# Problem to work on:
Report the count of lines that carry the string "previous", and add nothing.

# Stored rows:
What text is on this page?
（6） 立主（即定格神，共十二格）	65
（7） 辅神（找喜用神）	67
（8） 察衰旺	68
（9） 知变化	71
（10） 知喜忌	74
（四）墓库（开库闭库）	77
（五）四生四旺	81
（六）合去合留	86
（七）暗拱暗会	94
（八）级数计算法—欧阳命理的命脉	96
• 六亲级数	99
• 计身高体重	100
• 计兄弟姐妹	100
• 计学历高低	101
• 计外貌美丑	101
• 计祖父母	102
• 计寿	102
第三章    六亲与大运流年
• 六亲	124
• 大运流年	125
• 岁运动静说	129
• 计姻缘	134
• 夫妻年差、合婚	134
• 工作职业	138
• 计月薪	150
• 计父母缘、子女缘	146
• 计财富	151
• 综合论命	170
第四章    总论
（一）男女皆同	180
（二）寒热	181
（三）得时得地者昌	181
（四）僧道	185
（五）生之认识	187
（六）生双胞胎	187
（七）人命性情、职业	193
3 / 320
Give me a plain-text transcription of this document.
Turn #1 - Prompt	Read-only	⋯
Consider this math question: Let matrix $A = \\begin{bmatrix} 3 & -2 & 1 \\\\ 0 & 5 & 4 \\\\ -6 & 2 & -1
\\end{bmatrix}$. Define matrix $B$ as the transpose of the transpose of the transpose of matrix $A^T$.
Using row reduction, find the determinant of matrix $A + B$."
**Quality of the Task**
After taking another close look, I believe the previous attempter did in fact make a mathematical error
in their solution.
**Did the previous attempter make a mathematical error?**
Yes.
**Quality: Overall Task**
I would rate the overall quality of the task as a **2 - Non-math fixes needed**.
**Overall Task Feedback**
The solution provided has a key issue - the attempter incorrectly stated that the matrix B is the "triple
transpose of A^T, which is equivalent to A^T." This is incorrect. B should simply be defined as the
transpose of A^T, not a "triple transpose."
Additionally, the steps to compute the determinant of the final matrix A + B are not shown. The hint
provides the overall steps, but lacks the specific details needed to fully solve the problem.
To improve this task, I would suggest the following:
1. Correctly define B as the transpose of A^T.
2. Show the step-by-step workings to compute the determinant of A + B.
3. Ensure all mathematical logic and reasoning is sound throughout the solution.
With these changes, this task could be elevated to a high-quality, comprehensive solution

# The result:
2